━━━ RECORDS ━━━
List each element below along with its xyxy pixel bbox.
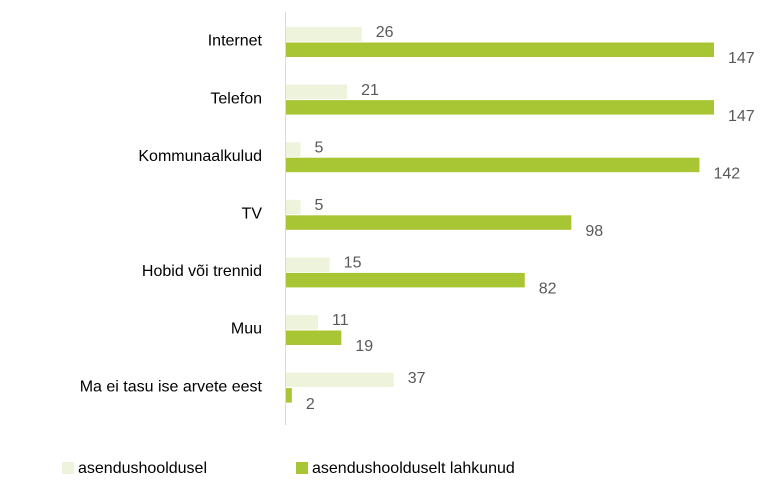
category-label: Hobid või trennid: [142, 263, 262, 280]
bar: [286, 157, 700, 173]
bar: [286, 388, 292, 403]
legend-swatch: [296, 462, 308, 474]
legend-label: asendushoolduselt lahkunud: [312, 460, 515, 477]
category-label: Telefon: [210, 90, 262, 107]
bar: [286, 215, 572, 230]
bar: [286, 257, 330, 272]
value-label: 15: [344, 255, 362, 272]
value-label: 142: [713, 165, 740, 182]
value-label: 37: [408, 370, 426, 387]
bar: [286, 142, 301, 157]
category-label: TV: [242, 206, 263, 223]
value-label: 19: [355, 338, 373, 355]
bar: [286, 42, 714, 57]
value-label: 82: [539, 281, 557, 298]
value-label: 98: [585, 223, 603, 240]
category-label: Muu: [231, 321, 262, 338]
value-label: 2: [306, 396, 315, 413]
value-label: 147: [728, 108, 755, 125]
value-label: 5: [315, 139, 324, 156]
bar: [286, 199, 301, 215]
value-label: 147: [728, 50, 755, 67]
bar: [286, 100, 714, 115]
bar: [286, 315, 319, 330]
value-label: 26: [376, 24, 394, 41]
legend-label: asendushooldusel: [78, 460, 207, 477]
bar: [286, 330, 342, 345]
bar: [286, 27, 362, 42]
value-label: 5: [315, 197, 324, 214]
category-label: Kommunaalkulud: [138, 148, 262, 165]
category-label: Internet: [208, 33, 263, 50]
bar: [286, 272, 525, 288]
legend-swatch: [62, 462, 74, 474]
value-label: 11: [332, 312, 349, 329]
category-label: Ma ei tasu ise arvete eest: [80, 378, 263, 395]
bar: [286, 84, 348, 100]
bar: [286, 372, 394, 388]
value-label: 21: [361, 82, 379, 99]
━━━
### TASK INSTRUCTIONS
Report how many lines in the material above contain the string "legend", giving only the number.

### RESPONSE BELOW
4